Set problem -> Where a line in the listing contains the string "Baltimore", copy that line out.

Information given ->
## begin

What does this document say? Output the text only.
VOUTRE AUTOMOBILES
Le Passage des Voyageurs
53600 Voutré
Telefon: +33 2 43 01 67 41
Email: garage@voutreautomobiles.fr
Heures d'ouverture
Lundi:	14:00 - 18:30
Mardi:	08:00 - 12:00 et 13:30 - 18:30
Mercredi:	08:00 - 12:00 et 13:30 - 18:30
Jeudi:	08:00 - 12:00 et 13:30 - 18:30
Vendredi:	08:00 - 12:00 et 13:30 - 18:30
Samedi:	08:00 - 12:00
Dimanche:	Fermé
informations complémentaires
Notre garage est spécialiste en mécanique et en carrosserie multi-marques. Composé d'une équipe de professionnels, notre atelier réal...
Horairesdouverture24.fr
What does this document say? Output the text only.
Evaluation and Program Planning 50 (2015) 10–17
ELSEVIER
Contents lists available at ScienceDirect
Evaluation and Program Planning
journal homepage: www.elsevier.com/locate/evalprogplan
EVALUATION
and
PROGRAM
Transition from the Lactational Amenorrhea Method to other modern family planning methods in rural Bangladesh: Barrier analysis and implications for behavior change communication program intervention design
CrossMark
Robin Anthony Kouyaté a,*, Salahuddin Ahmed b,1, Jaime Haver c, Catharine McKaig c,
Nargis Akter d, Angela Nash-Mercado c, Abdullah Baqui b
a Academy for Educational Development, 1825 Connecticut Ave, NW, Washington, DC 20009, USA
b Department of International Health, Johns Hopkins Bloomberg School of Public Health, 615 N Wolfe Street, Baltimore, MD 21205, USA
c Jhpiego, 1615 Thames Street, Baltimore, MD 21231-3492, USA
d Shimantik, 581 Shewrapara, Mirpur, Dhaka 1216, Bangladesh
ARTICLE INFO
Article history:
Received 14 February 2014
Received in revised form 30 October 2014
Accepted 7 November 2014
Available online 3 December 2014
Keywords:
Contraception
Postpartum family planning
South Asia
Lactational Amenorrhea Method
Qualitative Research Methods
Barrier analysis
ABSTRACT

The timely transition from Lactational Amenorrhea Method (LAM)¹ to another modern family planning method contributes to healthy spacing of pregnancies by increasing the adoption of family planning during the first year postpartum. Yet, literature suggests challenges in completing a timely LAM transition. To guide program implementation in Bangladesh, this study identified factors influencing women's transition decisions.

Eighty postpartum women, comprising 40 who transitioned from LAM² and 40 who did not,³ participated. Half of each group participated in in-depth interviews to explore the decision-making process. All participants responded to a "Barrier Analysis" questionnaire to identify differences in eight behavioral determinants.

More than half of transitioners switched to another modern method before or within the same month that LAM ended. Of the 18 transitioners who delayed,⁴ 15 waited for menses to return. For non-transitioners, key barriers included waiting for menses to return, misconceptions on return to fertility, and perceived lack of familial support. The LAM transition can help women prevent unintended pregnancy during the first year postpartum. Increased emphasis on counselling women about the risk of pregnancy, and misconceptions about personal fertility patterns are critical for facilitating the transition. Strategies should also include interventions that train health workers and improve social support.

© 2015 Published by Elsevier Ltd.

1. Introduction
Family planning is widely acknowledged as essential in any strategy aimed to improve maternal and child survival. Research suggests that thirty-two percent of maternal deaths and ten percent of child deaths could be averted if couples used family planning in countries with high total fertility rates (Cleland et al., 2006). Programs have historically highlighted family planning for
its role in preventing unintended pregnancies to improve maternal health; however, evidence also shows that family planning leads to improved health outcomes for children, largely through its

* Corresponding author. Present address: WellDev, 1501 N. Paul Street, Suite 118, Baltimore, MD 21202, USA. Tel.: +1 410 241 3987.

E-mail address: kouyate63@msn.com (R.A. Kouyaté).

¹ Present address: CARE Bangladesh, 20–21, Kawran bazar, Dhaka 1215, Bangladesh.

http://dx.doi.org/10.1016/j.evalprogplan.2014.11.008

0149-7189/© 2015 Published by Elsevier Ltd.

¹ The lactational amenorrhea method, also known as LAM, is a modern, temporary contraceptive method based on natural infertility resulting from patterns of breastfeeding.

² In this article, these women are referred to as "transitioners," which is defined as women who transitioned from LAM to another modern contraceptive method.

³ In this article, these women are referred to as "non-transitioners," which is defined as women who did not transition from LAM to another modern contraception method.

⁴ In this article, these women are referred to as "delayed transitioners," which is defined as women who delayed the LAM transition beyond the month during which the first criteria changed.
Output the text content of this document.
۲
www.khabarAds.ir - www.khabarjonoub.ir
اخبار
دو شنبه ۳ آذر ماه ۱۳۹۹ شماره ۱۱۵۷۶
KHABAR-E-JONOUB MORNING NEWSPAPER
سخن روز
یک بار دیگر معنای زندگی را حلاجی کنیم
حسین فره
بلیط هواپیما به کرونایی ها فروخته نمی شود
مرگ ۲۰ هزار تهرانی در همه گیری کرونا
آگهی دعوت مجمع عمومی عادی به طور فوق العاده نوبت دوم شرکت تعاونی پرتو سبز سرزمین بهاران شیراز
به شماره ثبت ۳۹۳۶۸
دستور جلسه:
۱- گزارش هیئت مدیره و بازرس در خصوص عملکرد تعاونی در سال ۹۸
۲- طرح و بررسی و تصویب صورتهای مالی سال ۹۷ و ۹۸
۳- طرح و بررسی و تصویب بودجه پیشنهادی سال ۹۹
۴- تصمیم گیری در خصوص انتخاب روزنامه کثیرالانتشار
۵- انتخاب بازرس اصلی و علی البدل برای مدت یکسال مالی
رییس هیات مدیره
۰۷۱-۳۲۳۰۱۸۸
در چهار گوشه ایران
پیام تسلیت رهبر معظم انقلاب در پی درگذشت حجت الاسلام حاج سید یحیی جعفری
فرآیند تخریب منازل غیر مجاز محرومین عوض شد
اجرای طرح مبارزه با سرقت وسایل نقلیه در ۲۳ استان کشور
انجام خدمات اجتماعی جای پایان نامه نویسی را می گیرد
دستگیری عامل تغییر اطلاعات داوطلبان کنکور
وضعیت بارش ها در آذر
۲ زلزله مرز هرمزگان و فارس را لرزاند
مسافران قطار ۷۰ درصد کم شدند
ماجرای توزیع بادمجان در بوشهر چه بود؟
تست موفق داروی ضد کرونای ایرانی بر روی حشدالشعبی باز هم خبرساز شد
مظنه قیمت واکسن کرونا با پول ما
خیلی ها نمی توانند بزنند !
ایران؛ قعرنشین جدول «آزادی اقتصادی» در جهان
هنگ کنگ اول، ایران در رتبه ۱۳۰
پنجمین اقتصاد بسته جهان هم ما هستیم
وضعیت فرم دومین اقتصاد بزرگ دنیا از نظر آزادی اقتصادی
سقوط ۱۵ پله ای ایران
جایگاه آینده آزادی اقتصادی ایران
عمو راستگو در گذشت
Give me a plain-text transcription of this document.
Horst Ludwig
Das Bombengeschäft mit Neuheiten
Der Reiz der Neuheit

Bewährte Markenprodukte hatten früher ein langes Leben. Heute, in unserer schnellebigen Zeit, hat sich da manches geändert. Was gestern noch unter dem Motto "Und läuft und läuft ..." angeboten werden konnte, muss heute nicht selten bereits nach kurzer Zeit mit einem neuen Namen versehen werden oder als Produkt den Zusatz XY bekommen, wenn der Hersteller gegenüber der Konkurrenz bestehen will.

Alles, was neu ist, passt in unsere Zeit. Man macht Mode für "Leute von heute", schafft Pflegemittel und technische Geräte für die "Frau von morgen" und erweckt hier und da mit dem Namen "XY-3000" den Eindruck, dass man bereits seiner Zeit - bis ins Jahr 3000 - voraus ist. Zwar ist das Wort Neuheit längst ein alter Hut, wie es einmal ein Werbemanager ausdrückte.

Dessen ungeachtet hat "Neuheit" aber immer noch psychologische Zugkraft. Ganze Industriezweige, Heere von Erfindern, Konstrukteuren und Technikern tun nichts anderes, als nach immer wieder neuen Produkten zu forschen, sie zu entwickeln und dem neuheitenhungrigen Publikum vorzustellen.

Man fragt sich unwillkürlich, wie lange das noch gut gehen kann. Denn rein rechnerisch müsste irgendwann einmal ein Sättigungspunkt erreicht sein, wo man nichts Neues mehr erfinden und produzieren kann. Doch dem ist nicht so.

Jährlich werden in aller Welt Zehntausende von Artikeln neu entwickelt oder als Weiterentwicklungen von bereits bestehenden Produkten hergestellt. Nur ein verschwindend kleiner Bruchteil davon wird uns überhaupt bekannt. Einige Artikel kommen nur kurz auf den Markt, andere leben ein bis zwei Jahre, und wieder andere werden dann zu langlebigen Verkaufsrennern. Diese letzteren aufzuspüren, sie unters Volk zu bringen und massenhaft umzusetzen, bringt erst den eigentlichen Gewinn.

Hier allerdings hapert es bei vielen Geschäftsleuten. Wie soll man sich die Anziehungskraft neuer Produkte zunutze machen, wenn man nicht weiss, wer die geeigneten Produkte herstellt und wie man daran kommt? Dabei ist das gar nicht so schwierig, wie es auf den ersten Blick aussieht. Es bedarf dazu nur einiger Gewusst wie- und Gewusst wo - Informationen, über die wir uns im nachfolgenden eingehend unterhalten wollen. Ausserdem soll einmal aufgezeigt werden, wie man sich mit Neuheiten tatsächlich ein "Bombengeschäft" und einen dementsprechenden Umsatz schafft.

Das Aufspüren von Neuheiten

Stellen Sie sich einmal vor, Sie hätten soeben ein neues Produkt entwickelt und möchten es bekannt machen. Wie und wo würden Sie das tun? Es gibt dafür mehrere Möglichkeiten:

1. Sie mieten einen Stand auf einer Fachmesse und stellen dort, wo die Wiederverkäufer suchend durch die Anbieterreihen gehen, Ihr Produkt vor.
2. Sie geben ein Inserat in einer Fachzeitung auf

## end

Exercise result ->
b Department of International Health, Johns Hopkins Bloomberg School of Public Health, 615 N Wolfe Street, Baltimore, MD 21205, USA
c Jhpiego, 1615 Thames Street, Baltimore, MD 21231-3492, USA
* Corresponding author. Present address: WellDev, 1501 N. Paul Street, Suite 118, Baltimore, MD 21202, USA. Tel.: +1 410 241 3987.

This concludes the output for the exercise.